Records
## begin
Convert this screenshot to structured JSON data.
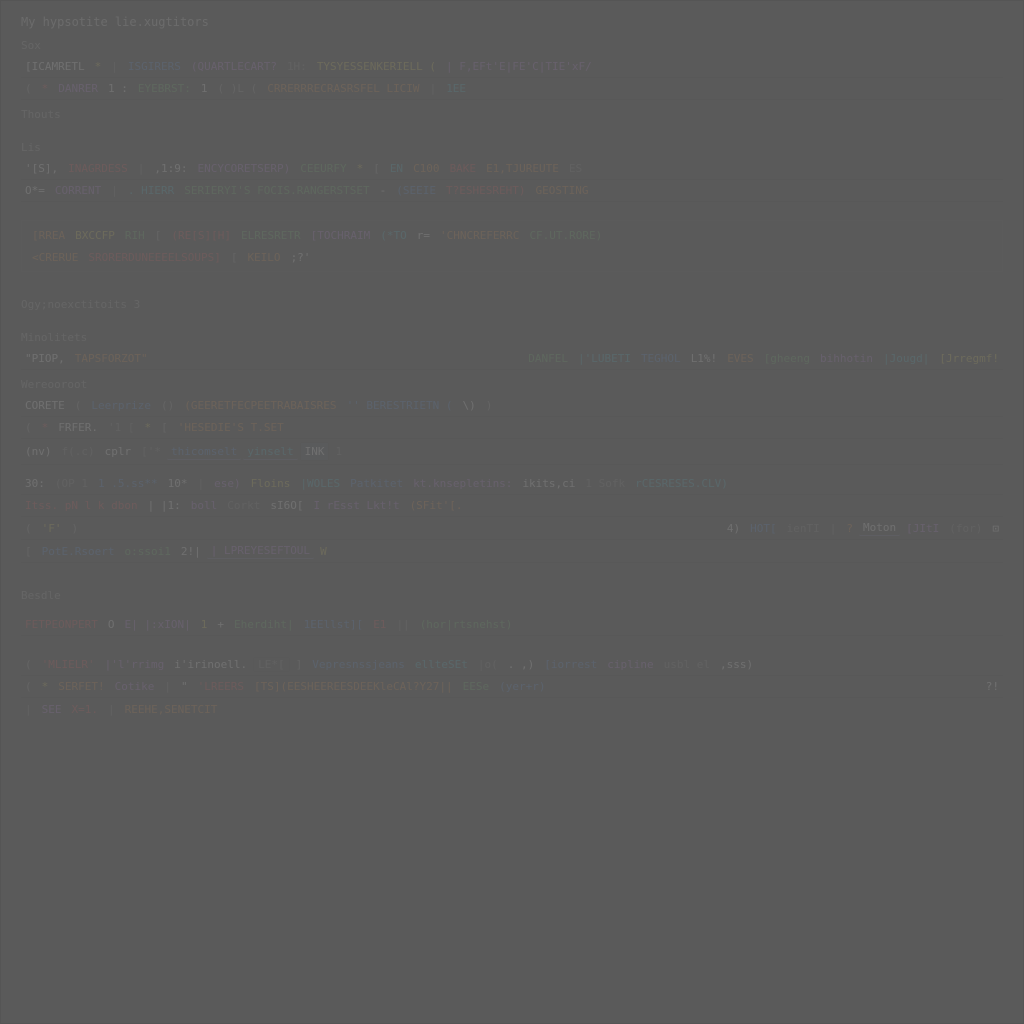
{
  "header": "My hypsotite lie.xugtitors",
  "sections": {
    "sox": "Sox",
    "sox_lines": [
      [
        {
          "t": "[ICAMRETL",
          "c": "t-white"
        },
        {
          "t": "*",
          "c": "t-yellow"
        },
        {
          "t": "|",
          "c": "t-gray"
        },
        {
          "t": "ISGIRERS",
          "c": "t-blue"
        },
        {
          "t": "(QUARTLECART?",
          "c": "t-purple"
        },
        {
          "t": "1H:",
          "c": "t-gray"
        },
        {
          "t": "TYSYESSENKERIELL (",
          "c": "t-yellow"
        },
        {
          "t": "| F,EFt'E|FE'C|TIE'xF/",
          "c": "t-purple"
        }
      ],
      [
        {
          "t": "(",
          "c": "paren"
        },
        {
          "t": "*",
          "c": "t-red"
        },
        {
          "t": "DANRER",
          "c": "t-purple"
        },
        {
          "t": "1 :",
          "c": "t-white"
        },
        {
          "t": "EYEBRST:",
          "c": "t-green"
        },
        {
          "t": "1",
          "c": "t-white"
        },
        {
          "t": "( )L (",
          "c": "paren"
        },
        {
          "t": "CRRERRRECRASRSFEL LICIW",
          "c": "t-orange"
        },
        {
          "t": "|",
          "c": "t-gray"
        },
        {
          "t": "1EE",
          "c": "t-cyan"
        }
      ]
    ],
    "thouts": "Thouts",
    "lis_label": "Lis",
    "lis_lines": [
      [
        {
          "t": "'[S],",
          "c": "t-white"
        },
        {
          "t": "INAGRDESS",
          "c": "t-red"
        },
        {
          "t": "|",
          "c": "t-gray"
        },
        {
          "t": ",1:9:",
          "c": "t-white"
        },
        {
          "t": "ENCYCORETSERP)",
          "c": "t-purple"
        },
        {
          "t": "CEEURFY",
          "c": "t-green"
        },
        {
          "t": "*",
          "c": "t-yellow"
        },
        {
          "t": "[",
          "c": "paren"
        },
        {
          "t": "EN",
          "c": "t-cyan"
        },
        {
          "t": "C100",
          "c": "t-orange"
        },
        {
          "t": "BAKE",
          "c": "t-red"
        },
        {
          "t": "E1,TJUREUTE",
          "c": "t-orange"
        },
        {
          "t": "ES",
          "c": "t-gray"
        }
      ],
      [
        {
          "t": "O*=",
          "c": "t-white"
        },
        {
          "t": "CORRENT",
          "c": "t-purple"
        },
        {
          "t": "|",
          "c": "t-gray"
        },
        {
          "t": ". HIERR",
          "c": "t-cyan"
        },
        {
          "t": "SERIERYI'S FOCIS.RANGERSTSET",
          "c": "t-green"
        },
        {
          "t": "-",
          "c": "t-white"
        },
        {
          "t": "(SEEIE",
          "c": "t-blue"
        },
        {
          "t": "T?ESHESREHT)",
          "c": "t-red"
        },
        {
          "t": "GEOSTING",
          "c": "t-orange"
        }
      ]
    ],
    "highlighted_block": [
      [
        {
          "t": "[RREA",
          "c": "t-orange"
        },
        {
          "t": "BXCCFP",
          "c": "t-yellow"
        },
        {
          "t": "RIH",
          "c": "t-green"
        },
        {
          "t": "[",
          "c": "paren"
        },
        {
          "t": "(RE[S][H]",
          "c": "t-red"
        },
        {
          "t": "ELRESRETR",
          "c": "t-green"
        },
        {
          "t": "[TOCHRAIM",
          "c": "t-purple"
        },
        {
          "t": "(*TO",
          "c": "t-cyan"
        },
        {
          "t": "r=",
          "c": "t-white"
        },
        {
          "t": "'CHNCREFERRC",
          "c": "t-orange"
        },
        {
          "t": "CF.UT.RORE)",
          "c": "t-green"
        }
      ],
      [
        {
          "t": "<CRERUE",
          "c": "t-orange"
        },
        {
          "t": "SRORERDUNEEEELSOUPS]",
          "c": "t-red"
        },
        {
          "t": "[",
          "c": "paren"
        },
        {
          "t": "KEILO",
          "c": "t-orange"
        },
        {
          "t": ";?'",
          "c": "t-white"
        }
      ]
    ],
    "ognexctions": "Ogy;noexctitoits 3",
    "mnoilets": "Minolitets",
    "mnoilets_lines": [
      [
        {
          "t": "\"PIOP,",
          "c": "t-white"
        },
        {
          "t": "TAPSFORZOT\"",
          "c": "t-orange"
        },
        {
          "t": "DANFEL",
          "c": "t-green",
          "right": true
        },
        {
          "t": "|'LUBETI",
          "c": "t-cyan"
        },
        {
          "t": "TEGHOL",
          "c": "t-blue"
        },
        {
          "t": "L1%!",
          "c": "t-white"
        },
        {
          "t": "EVES",
          "c": "t-orange"
        },
        {
          "t": "[gheeng",
          "c": "t-green"
        },
        {
          "t": "bihhotin",
          "c": "t-purple"
        },
        {
          "t": "|Jougd|",
          "c": "t-cyan"
        },
        {
          "t": "[Jrregmf!",
          "c": "t-yellow"
        }
      ]
    ],
    "weroorook": "Wereooroot",
    "weroorook_line": [
      {
        "t": "CORETE",
        "c": "t-white"
      },
      {
        "t": "(",
        "c": "paren"
      },
      {
        "t": "Leerprize",
        "c": "t-blue"
      },
      {
        "t": "()",
        "c": "paren"
      },
      {
        "t": "(GEERETFECPEETRABAISRES",
        "c": "t-orange"
      },
      {
        "t": "'' BERESTRIETN (",
        "c": "t-blue"
      },
      {
        "t": "\\)",
        "c": "t-white"
      },
      {
        "t": ")",
        "c": "paren"
      }
    ],
    "morelines": [
      [
        {
          "t": "(",
          "c": "paren"
        },
        {
          "t": "*",
          "c": "t-red"
        },
        {
          "t": "FRFER.",
          "c": "t-white"
        },
        {
          "t": "'1 [",
          "c": "t-gray"
        },
        {
          "t": "*",
          "c": "t-yellow"
        },
        {
          "t": "[",
          "c": "paren"
        },
        {
          "t": "'HESEDIE'S T.SET",
          "c": "t-orange"
        }
      ],
      [
        {
          "t": "(nv)",
          "c": "t-white"
        },
        {
          "t": "f(.c)",
          "c": "t-gray"
        },
        {
          "t": "cplr",
          "c": "t-white"
        },
        {
          "t": "['*",
          "c": "t-gray box"
        },
        {
          "t": "thicomselt",
          "c": "t-blue t-underline"
        },
        {
          "t": "yinselt",
          "c": "t-cyan t-underline"
        },
        {
          "t": "INK",
          "c": "t-white t-box",
          "highlight": true
        },
        {
          "t": "1",
          "c": "t-gray"
        }
      ]
    ],
    "midlines": [
      [
        {
          "t": "30:",
          "c": "t-white"
        },
        {
          "t": "(OP 1",
          "c": "t-gray"
        },
        {
          "t": "1 .5.ss**",
          "c": "t-blue"
        },
        {
          "t": "10*",
          "c": "t-white"
        },
        {
          "t": "|",
          "c": "t-gray"
        },
        {
          "t": "ese)",
          "c": "t-purple"
        },
        {
          "t": "Floins",
          "c": "t-yellow"
        },
        {
          "t": "|WOLES",
          "c": "t-cyan"
        },
        {
          "t": "Patkitet",
          "c": "t-blue"
        },
        {
          "t": "kt.knsepletins:",
          "c": "t-purple"
        },
        {
          "t": "ikits,ci",
          "c": "t-white"
        },
        {
          "t": "1 Sofk",
          "c": "t-gray"
        },
        {
          "t": "rCESRESES.CLV)",
          "c": "t-cyan"
        }
      ],
      [
        {
          "t": "Itss. pN l k dbon",
          "c": "t-red"
        },
        {
          "t": "| |1:",
          "c": "t-white"
        },
        {
          "t": "boll",
          "c": "t-purple"
        },
        {
          "t": "Corkt",
          "c": "t-gray"
        },
        {
          "t": "sI6O[",
          "c": "t-white"
        },
        {
          "t": "I rEsst Lkt!t",
          "c": "t-purple"
        },
        {
          "t": "(SFit'[.",
          "c": "t-orange"
        }
      ],
      [
        {
          "t": "(",
          "c": "paren"
        },
        {
          "t": "'F'",
          "c": "t-yellow"
        },
        {
          "t": ")",
          "c": "paren"
        },
        {
          "t": "4)",
          "c": "t-white",
          "right": true
        },
        {
          "t": "HOT[",
          "c": "t-blue"
        },
        {
          "t": "ienTI",
          "c": "t-gray"
        },
        {
          "t": "|",
          "c": "t-gray"
        },
        {
          "t": "?",
          "c": "t-orange"
        },
        {
          "t": "Moton",
          "c": "t-white t-underline"
        },
        {
          "t": "[JItI",
          "c": "t-purple"
        },
        {
          "t": "(for)",
          "c": "t-gray"
        },
        {
          "t": "⊡",
          "c": "t-white icon",
          "icon": true
        }
      ],
      [
        {
          "t": "[",
          "c": "paren"
        },
        {
          "t": "PotE.Rsoert",
          "c": "t-blue"
        },
        {
          "t": "o:ssoi1",
          "c": "t-green"
        },
        {
          "t": "2!|",
          "c": "t-white"
        },
        {
          "t": "| LPREYESEFTOUL",
          "c": "t-purple t-underline"
        },
        {
          "t": "W",
          "c": "t-yellow"
        }
      ]
    ],
    "besdle": "Besdle",
    "besdle_line": [
      {
        "t": "FETPEONPERT",
        "c": "t-red"
      },
      {
        "t": "O",
        "c": "t-white"
      },
      {
        "t": "E| |:xION|",
        "c": "t-purple"
      },
      {
        "t": "1",
        "c": "t-yellow"
      },
      {
        "t": "+",
        "c": "t-white"
      },
      {
        "t": "Eherdiht|",
        "c": "t-green"
      },
      {
        "t": "1EEllst][",
        "c": "t-blue"
      },
      {
        "t": "E1",
        "c": "t-red"
      },
      {
        "t": "||",
        "c": "t-gray"
      },
      {
        "t": "(hor|rtsnehst)",
        "c": "t-green"
      }
    ],
    "bottom_lines": [
      [
        {
          "t": "(",
          "c": "paren"
        },
        {
          "t": "'MLIELR'",
          "c": "t-red"
        },
        {
          "t": "|'l'rrimg",
          "c": "t-purple"
        },
        {
          "t": "i'irinoell.",
          "c": "t-white"
        },
        {
          "t": "LE*[",
          "c": "t-gray t-box"
        },
        {
          "t": "]",
          "c": "paren"
        },
        {
          "t": "Vepresnssjeans",
          "c": "t-blue"
        },
        {
          "t": "ellteSEt",
          "c": "t-cyan"
        },
        {
          "t": "|o(",
          "c": "t-gray"
        },
        {
          "t": ". ,)",
          "c": "t-white"
        },
        {
          "t": "[iorrest",
          "c": "t-blue"
        },
        {
          "t": "cipline",
          "c": "t-purple"
        },
        {
          "t": "usbl el",
          "c": "t-gray"
        },
        {
          "t": ",sss)",
          "c": "t-white"
        }
      ],
      [
        {
          "t": "(",
          "c": "paren"
        },
        {
          "t": "*",
          "c": "t-yellow"
        },
        {
          "t": "SERFET!",
          "c": "t-orange"
        },
        {
          "t": "Cotike",
          "c": "t-purple"
        },
        {
          "t": "|",
          "c": "t-gray"
        },
        {
          "t": "\"",
          "c": "t-white"
        },
        {
          "t": "'LREERS",
          "c": "t-red"
        },
        {
          "t": "[TS](EESHEEREESDEEKleCAl?Y27||",
          "c": "t-orange"
        },
        {
          "t": "EESe",
          "c": "t-green"
        },
        {
          "t": "(yer+r)",
          "c": "t-blue"
        },
        {
          "t": "?!",
          "c": "t-white",
          "right": true
        }
      ],
      [
        {
          "t": "|",
          "c": "t-gray"
        },
        {
          "t": "SEE",
          "c": "t-purple"
        },
        {
          "t": "X=1.",
          "c": "t-red"
        },
        {
          "t": "|",
          "c": "t-gray"
        },
        {
          "t": "REEHE,SENETCIT",
          "c": "t-orange"
        }
      ]
    ]
  }
}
## end
# Stated task
Look through the data above. Copy every line with the string "underline" in it.

# Task output
          "c": "t-blue t-underline"
          "c": "t-cyan t-underline"
          "c": "t-white t-underline"
          "c": "t-purple t-underline"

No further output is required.